## EXERCISE INSTRUCTIONS
Exclude the pictures, then repeat the remaining data exactly.

Start

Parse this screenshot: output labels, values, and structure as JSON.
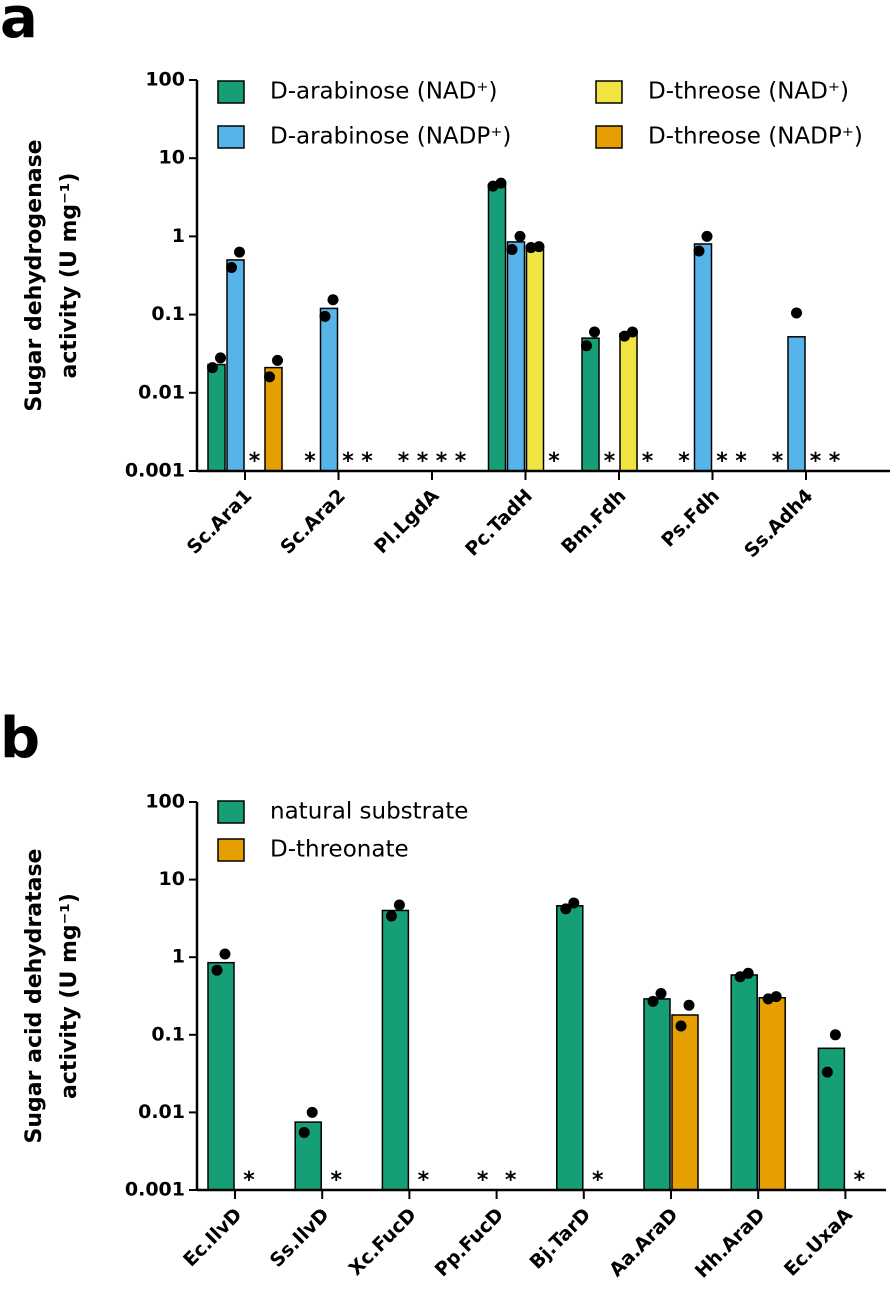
{
  "chart_data": [
    {
      "type": "bar",
      "panel_label": "a",
      "y_label": [
        "Sugar dehydrogenase",
        "activity (U mg⁻¹)"
      ],
      "log_scale": true,
      "ylim": [
        0.001,
        100
      ],
      "yticks": [
        0.001,
        0.01,
        0.1,
        1,
        10,
        100
      ],
      "categories": [
        "Sc.Ara1",
        "Sc.Ara2",
        "Pl.LgdA",
        "Pc.TadH",
        "Bm.Fdh",
        "Ps.Fdh",
        "Ss.Adh4"
      ],
      "series": [
        {
          "name": "D-arabinose (NAD⁺)",
          "color": "#169e76",
          "values": [
            0.023,
            null,
            null,
            4.6,
            0.05,
            null,
            null
          ],
          "value_labels": [
            null,
            "*",
            "*",
            null,
            null,
            "*",
            "*"
          ],
          "replicates": [
            [
              0.021,
              0.028
            ],
            [],
            [],
            [
              4.4,
              4.8
            ],
            [
              0.04,
              0.06
            ],
            [],
            []
          ]
        },
        {
          "name": "D-arabinose (NADP⁺)",
          "color": "#56b4e9",
          "values": [
            0.5,
            0.12,
            null,
            0.85,
            null,
            0.8,
            0.052
          ],
          "value_labels": [
            null,
            null,
            "*",
            null,
            "*",
            null,
            null
          ],
          "replicates": [
            [
              0.4,
              0.63
            ],
            [
              0.095,
              0.155
            ],
            [],
            [
              0.68,
              1.0
            ],
            [],
            [
              0.65,
              1.0
            ],
            [
              0.105
            ]
          ]
        },
        {
          "name": "D-threose (NAD⁺)",
          "color": "#f0e442",
          "values": [
            null,
            null,
            null,
            0.73,
            0.057,
            null,
            null
          ],
          "value_labels": [
            "*",
            "*",
            "*",
            null,
            null,
            "*",
            "*"
          ],
          "replicates": [
            [],
            [],
            [],
            [
              0.72,
              0.74
            ],
            [
              0.053,
              0.06
            ],
            [],
            []
          ]
        },
        {
          "name": "D-threose (NADP⁺)",
          "color": "#e69f00",
          "values": [
            0.021,
            null,
            null,
            null,
            null,
            null,
            null
          ],
          "value_labels": [
            null,
            "*",
            "*",
            "*",
            "*",
            "*",
            "*"
          ],
          "replicates": [
            [
              0.016,
              0.026
            ],
            [],
            [],
            [],
            [],
            [],
            []
          ]
        }
      ]
    },
    {
      "type": "bar",
      "panel_label": "b",
      "y_label": [
        "Sugar acid dehydratase",
        "activity (U mg⁻¹)"
      ],
      "log_scale": true,
      "ylim": [
        0.001,
        100
      ],
      "yticks": [
        0.001,
        0.01,
        0.1,
        1,
        10,
        100
      ],
      "categories": [
        "Ec.IlvD",
        "Ss.IlvD",
        "Xc.FucD",
        "Pp.FucD",
        "Bj.TarD",
        "Aa.AraD",
        "Hh.AraD",
        "Ec.UxaA"
      ],
      "series": [
        {
          "name": "natural substrate",
          "color": "#169e76",
          "values": [
            0.85,
            0.0075,
            4.0,
            null,
            4.6,
            0.29,
            0.59,
            0.067
          ],
          "value_labels": [
            null,
            null,
            null,
            "*",
            null,
            null,
            null,
            null
          ],
          "replicates": [
            [
              0.68,
              1.1
            ],
            [
              0.0055,
              0.01
            ],
            [
              3.4,
              4.7
            ],
            [],
            [
              4.2,
              5.0
            ],
            [
              0.27,
              0.34
            ],
            [
              0.56,
              0.62
            ],
            [
              0.033,
              0.1
            ]
          ]
        },
        {
          "name": "D-threonate",
          "color": "#e69f00",
          "values": [
            null,
            null,
            null,
            null,
            null,
            0.18,
            0.3,
            null
          ],
          "value_labels": [
            "*",
            "*",
            "*",
            "*",
            "*",
            null,
            null,
            "*"
          ],
          "replicates": [
            [],
            [],
            [],
            [],
            [],
            [
              0.13,
              0.24
            ],
            [
              0.29,
              0.31
            ],
            []
          ]
        }
      ]
    }
  ]
}
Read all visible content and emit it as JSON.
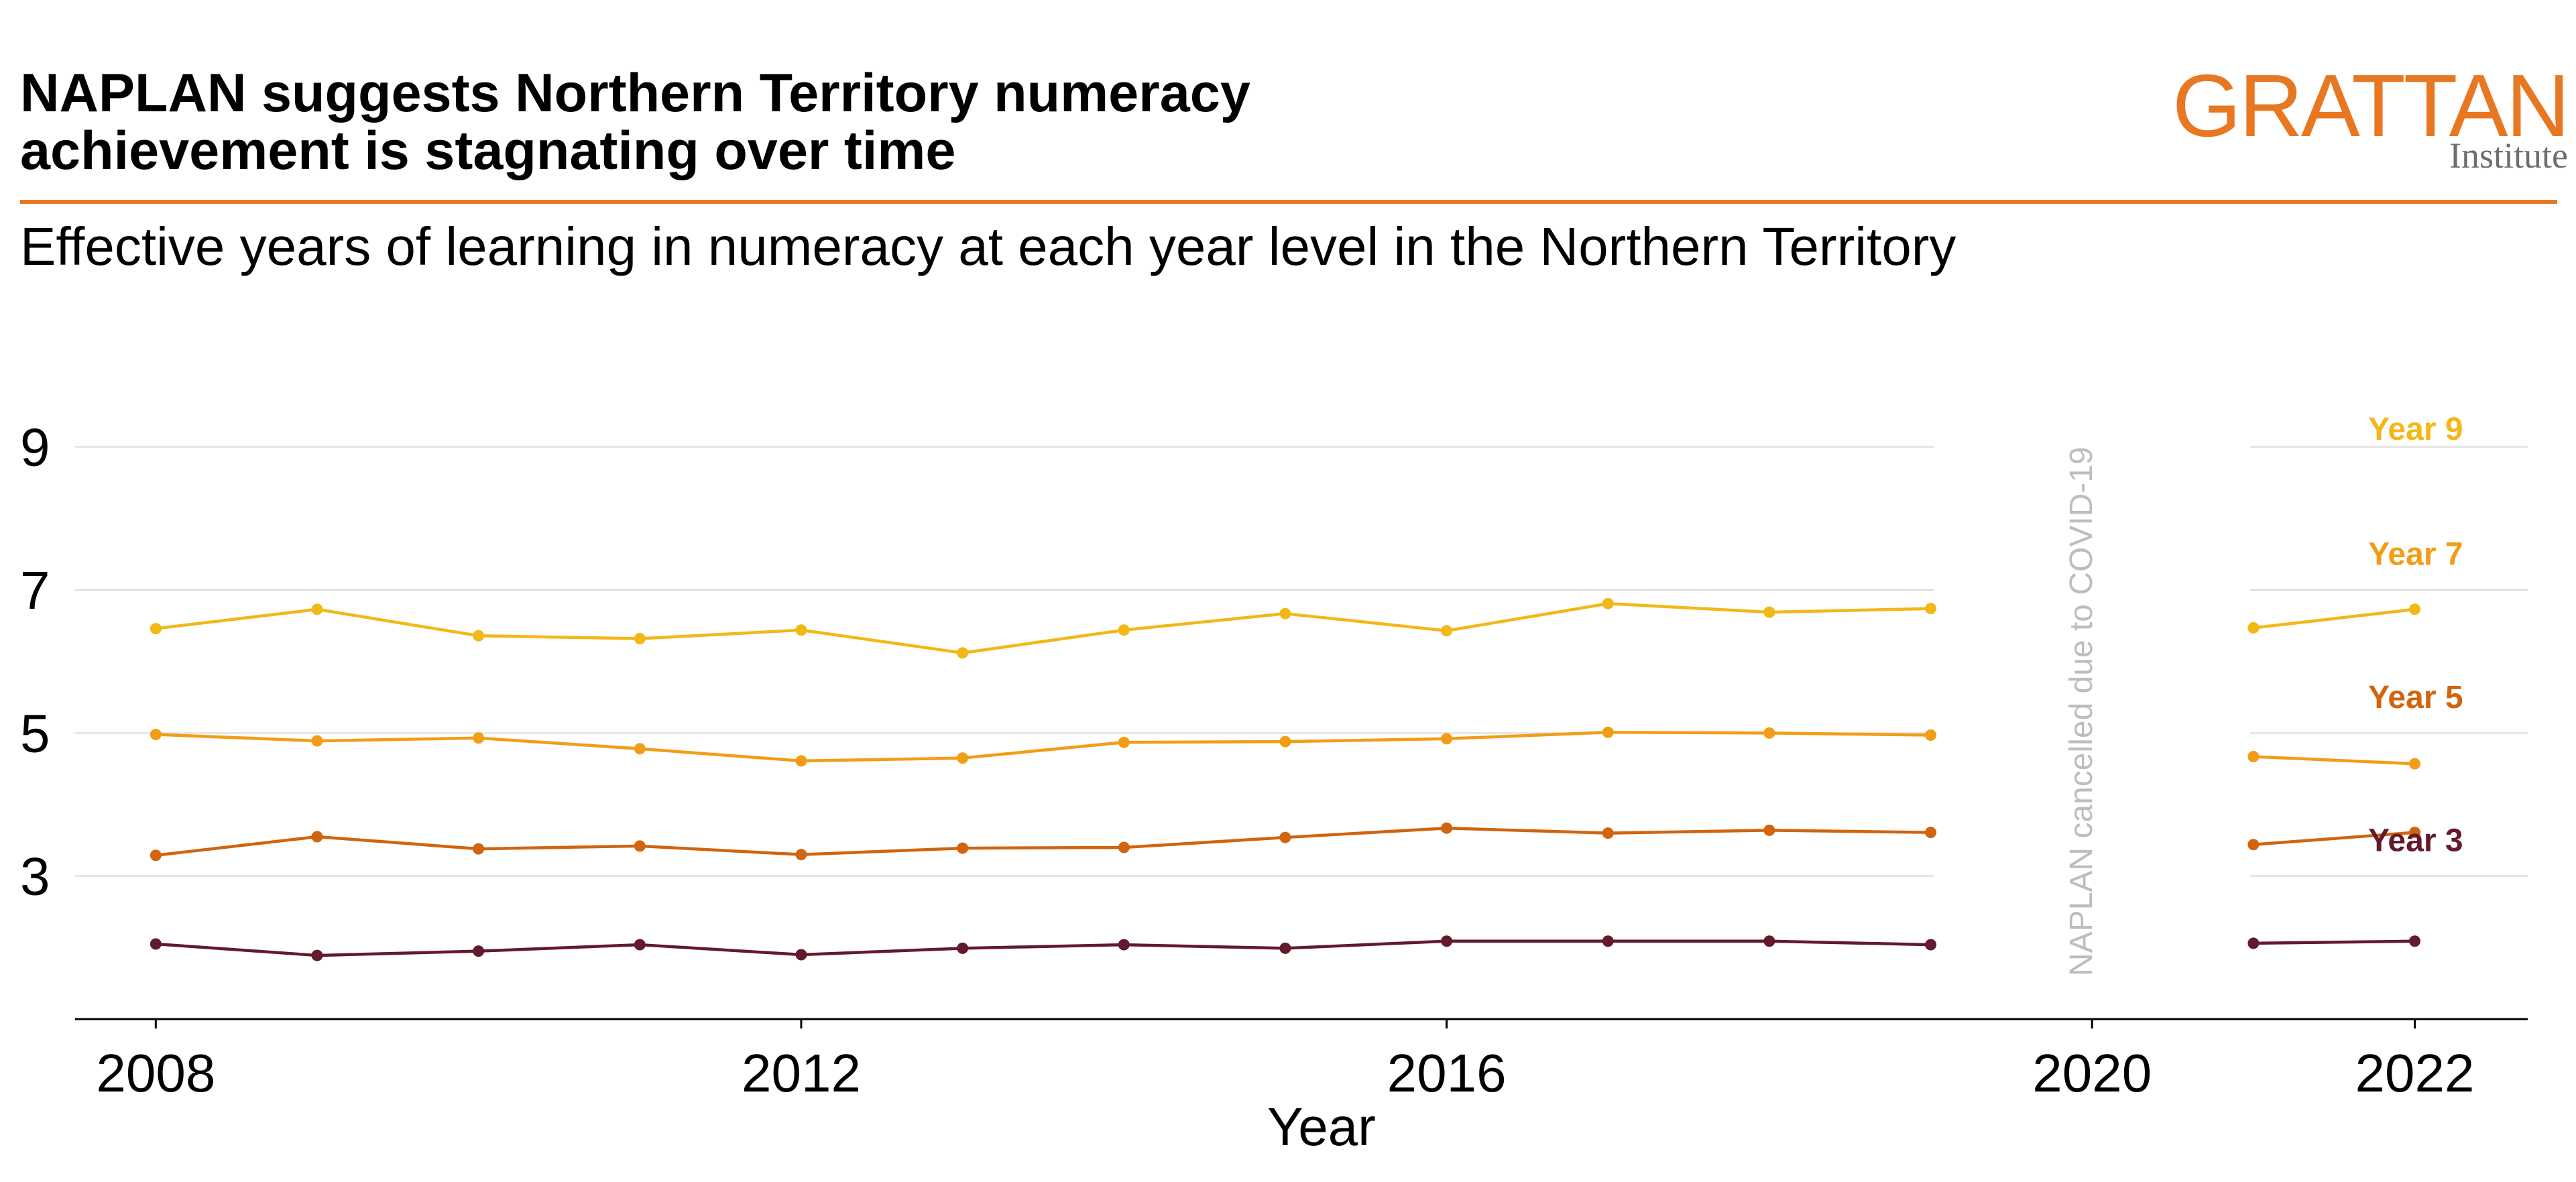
{
  "header": {
    "title_line1": "NAPLAN suggests Northern Territory numeracy",
    "title_line2": "achievement is stagnating over time",
    "subtitle": "Effective years of learning in numeracy at each year level in the Northern Territory",
    "accent_color": "#e87722"
  },
  "logo": {
    "word": "GRATTAN",
    "sub": "Institute",
    "color": "#e87722",
    "sub_color": "#6d6e71"
  },
  "chart_data": {
    "type": "line",
    "title": "NAPLAN suggests Northern Territory numeracy achievement is stagnating over time",
    "subtitle": "Effective years of learning in numeracy at each year level in the Northern Territory",
    "xlabel": "Year",
    "ylabel": "",
    "xlim": [
      2007.5,
      2022.7
    ],
    "ylim": [
      1.0,
      10.0
    ],
    "x_ticks": [
      2008,
      2012,
      2016,
      2020,
      2022
    ],
    "y_ticks": [
      3,
      5,
      7,
      9
    ],
    "grid": "horizontal",
    "legend": "direct labels at right",
    "annotation": {
      "text": "NAPLAN cancelled due to COVID-19",
      "x": 2020
    },
    "series": [
      {
        "name": "Year 9",
        "color": "#f2b817",
        "segments": [
          {
            "x": [
              2008,
              2009,
              2010,
              2011,
              2012,
              2013,
              2014,
              2015,
              2016,
              2017,
              2018,
              2019
            ],
            "y": [
              6.46,
              6.73,
              6.36,
              6.32,
              6.44,
              6.12,
              6.44,
              6.67,
              6.43,
              6.81,
              6.69,
              6.74
            ]
          },
          {
            "x": [
              2021,
              2022
            ],
            "y": [
              6.47,
              6.73
            ]
          }
        ]
      },
      {
        "name": "Year 7",
        "color": "#f29d16",
        "segments": [
          {
            "x": [
              2008,
              2009,
              2010,
              2011,
              2012,
              2013,
              2014,
              2015,
              2016,
              2017,
              2018,
              2019
            ],
            "y": [
              4.98,
              4.89,
              4.93,
              4.78,
              4.61,
              4.65,
              4.87,
              4.88,
              4.92,
              5.01,
              5.0,
              4.97
            ]
          },
          {
            "x": [
              2021,
              2022
            ],
            "y": [
              4.67,
              4.57
            ]
          }
        ]
      },
      {
        "name": "Year 5",
        "color": "#d1640e",
        "segments": [
          {
            "x": [
              2008,
              2009,
              2010,
              2011,
              2012,
              2013,
              2014,
              2015,
              2016,
              2017,
              2018,
              2019
            ],
            "y": [
              3.29,
              3.55,
              3.38,
              3.42,
              3.3,
              3.39,
              3.4,
              3.54,
              3.67,
              3.6,
              3.64,
              3.61
            ]
          },
          {
            "x": [
              2021,
              2022
            ],
            "y": [
              3.44,
              3.61
            ]
          }
        ]
      },
      {
        "name": "Year 3",
        "color": "#621a2c",
        "segments": [
          {
            "x": [
              2008,
              2009,
              2010,
              2011,
              2012,
              2013,
              2014,
              2015,
              2016,
              2017,
              2018,
              2019
            ],
            "y": [
              2.05,
              1.89,
              1.95,
              2.04,
              1.9,
              1.99,
              2.04,
              1.99,
              2.09,
              2.09,
              2.09,
              2.04
            ]
          },
          {
            "x": [
              2021,
              2022
            ],
            "y": [
              2.06,
              2.09
            ]
          }
        ]
      }
    ]
  }
}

End

## TASK ANSWER
Parse this screenshot: output labels, values, and structure as JSON.
{
  "chart_data": [
    {
      "type": "bar",
      "panel_label": "a",
      "y_label": [
        "Sugar dehydrogenase",
        "activity (U mg⁻¹)"
      ],
      "log_scale": true,
      "ylim": [
        0.001,
        100
      ],
      "yticks": [
        0.001,
        0.01,
        0.1,
        1,
        10,
        100
      ],
      "categories": [
        "Sc.Ara1",
        "Sc.Ara2",
        "Pl.LgdA",
        "Pc.TadH",
        "Bm.Fdh",
        "Ps.Fdh",
        "Ss.Adh4"
      ],
      "series": [
        {
          "name": "D-arabinose (NAD⁺)",
          "color": "#169e76",
          "values": [
            0.023,
            null,
            null,
            4.6,
            0.05,
            null,
            null
          ],
          "value_labels": [
            null,
            "*",
            "*",
            null,
            null,
            "*",
            "*"
          ],
          "replicates": [
            [
              0.021,
              0.028
            ],
            [],
            [],
            [
              4.4,
              4.8
            ],
            [
              0.04,
              0.06
            ],
            [],
            []
          ]
        },
        {
          "name": "D-arabinose (NADP⁺)",
          "color": "#56b4e9",
          "values": [
            0.5,
            0.12,
            null,
            0.85,
            null,
            0.8,
            0.052
          ],
          "value_labels": [
            null,
            null,
            "*",
            null,
            "*",
            null,
            null
          ],
          "replicates": [
            [
              0.4,
              0.63
            ],
            [
              0.095,
              0.155
            ],
            [],
            [
              0.68,
              1.0
            ],
            [],
            [
              0.65,
              1.0
            ],
            [
              0.105
            ]
          ]
        },
        {
          "name": "D-threose (NAD⁺)",
          "color": "#f0e442",
          "values": [
            null,
            null,
            null,
            0.73,
            0.057,
            null,
            null
          ],
          "value_labels": [
            "*",
            "*",
            "*",
            null,
            null,
            "*",
            "*"
          ],
          "replicates": [
            [],
            [],
            [],
            [
              0.72,
              0.74
            ],
            [
              0.053,
              0.06
            ],
            [],
            []
          ]
        },
        {
          "name": "D-threose (NADP⁺)",
          "color": "#e69f00",
          "values": [
            0.021,
            null,
            null,
            null,
            null,
            null,
            null
          ],
          "value_labels": [
            null,
            "*",
            "*",
            "*",
            "*",
            "*",
            "*"
          ],
          "replicates": [
            [
              0.016,
              0.026
            ],
            [],
            [],
            [],
            [],
            [],
            []
          ]
        }
      ]
    },
    {
      "type": "bar",
      "panel_label": "b",
      "y_label": [
        "Sugar acid dehydratase",
        "activity (U mg⁻¹)"
      ],
      "log_scale": true,
      "ylim": [
        0.001,
        100
      ],
      "yticks": [
        0.001,
        0.01,
        0.1,
        1,
        10,
        100
      ],
      "categories": [
        "Ec.IlvD",
        "Ss.IlvD",
        "Xc.FucD",
        "Pp.FucD",
        "Bj.TarD",
        "Aa.AraD",
        "Hh.AraD",
        "Ec.UxaA"
      ],
      "series": [
        {
          "name": "natural substrate",
          "color": "#169e76",
          "values": [
            0.85,
            0.0075,
            4.0,
            null,
            4.6,
            0.29,
            0.59,
            0.067
          ],
          "value_labels": [
            null,
            null,
            null,
            "*",
            null,
            null,
            null,
            null
          ],
          "replicates": [
            [
              0.68,
              1.1
            ],
            [
              0.0055,
              0.01
            ],
            [
              3.4,
              4.7
            ],
            [],
            [
              4.2,
              5.0
            ],
            [
              0.27,
              0.34
            ],
            [
              0.56,
              0.62
            ],
            [
              0.033,
              0.1
            ]
          ]
        },
        {
          "name": "D-threonate",
          "color": "#e69f00",
          "values": [
            null,
            null,
            null,
            null,
            null,
            0.18,
            0.3,
            null
          ],
          "value_labels": [
            "*",
            "*",
            "*",
            "*",
            "*",
            null,
            null,
            "*"
          ],
          "replicates": [
            [],
            [],
            [],
            [],
            [],
            [
              0.13,
              0.24
            ],
            [
              0.29,
              0.31
            ],
            []
          ]
        }
      ]
    }
  ]
}
Read all visible content and emit it as JSON.
{
  "header": {
    "title_line1": "NAPLAN suggests Northern Territory numeracy",
    "title_line2": "achievement is stagnating over time",
    "subtitle": "Effective years of learning in numeracy at each year level in the Northern Territory",
    "accent_color": "#e87722"
  },
  "logo": {
    "word": "GRATTAN",
    "sub": "Institute",
    "color": "#e87722",
    "sub_color": "#6d6e71"
  },
  "chart_data": {
    "type": "line",
    "title": "NAPLAN suggests Northern Territory numeracy achievement is stagnating over time",
    "subtitle": "Effective years of learning in numeracy at each year level in the Northern Territory",
    "xlabel": "Year",
    "ylabel": "",
    "xlim": [
      2007.5,
      2022.7
    ],
    "ylim": [
      1.0,
      10.0
    ],
    "x_ticks": [
      2008,
      2012,
      2016,
      2020,
      2022
    ],
    "y_ticks": [
      3,
      5,
      7,
      9
    ],
    "grid": "horizontal",
    "legend": "direct labels at right",
    "annotation": {
      "text": "NAPLAN cancelled due to COVID-19",
      "x": 2020
    },
    "series": [
      {
        "name": "Year 9",
        "color": "#f2b817",
        "segments": [
          {
            "x": [
              2008,
              2009,
              2010,
              2011,
              2012,
              2013,
              2014,
              2015,
              2016,
              2017,
              2018,
              2019
            ],
            "y": [
              6.46,
              6.73,
              6.36,
              6.32,
              6.44,
              6.12,
              6.44,
              6.67,
              6.43,
              6.81,
              6.69,
              6.74
            ]
          },
          {
            "x": [
              2021,
              2022
            ],
            "y": [
              6.47,
              6.73
            ]
          }
        ]
      },
      {
        "name": "Year 7",
        "color": "#f29d16",
        "segments": [
          {
            "x": [
              2008,
              2009,
              2010,
              2011,
              2012,
              2013,
              2014,
              2015,
              2016,
              2017,
              2018,
              2019
            ],
            "y": [
              4.98,
              4.89,
              4.93,
              4.78,
              4.61,
              4.65,
              4.87,
              4.88,
              4.92,
              5.01,
              5.0,
              4.97
            ]
          },
          {
            "x": [
              2021,
              2022
            ],
            "y": [
              4.67,
              4.57
            ]
          }
        ]
      },
      {
        "name": "Year 5",
        "color": "#d1640e",
        "segments": [
          {
            "x": [
              2008,
              2009,
              2010,
              2011,
              2012,
              2013,
              2014,
              2015,
              2016,
              2017,
              2018,
              2019
            ],
            "y": [
              3.29,
              3.55,
              3.38,
              3.42,
              3.3,
              3.39,
              3.4,
              3.54,
              3.67,
              3.6,
              3.64,
              3.61
            ]
          },
          {
            "x": [
              2021,
              2022
            ],
            "y": [
              3.44,
              3.61
            ]
          }
        ]
      },
      {
        "name": "Year 3",
        "color": "#621a2c",
        "segments": [
          {
            "x": [
              2008,
              2009,
              2010,
              2011,
              2012,
              2013,
              2014,
              2015,
              2016,
              2017,
              2018,
              2019
            ],
            "y": [
              2.05,
              1.89,
              1.95,
              2.04,
              1.9,
              1.99,
              2.04,
              1.99,
              2.09,
              2.09,
              2.09,
              2.04
            ]
          },
          {
            "x": [
              2021,
              2022
            ],
            "y": [
              2.06,
              2.09
            ]
          }
        ]
      }
    ]
  }
}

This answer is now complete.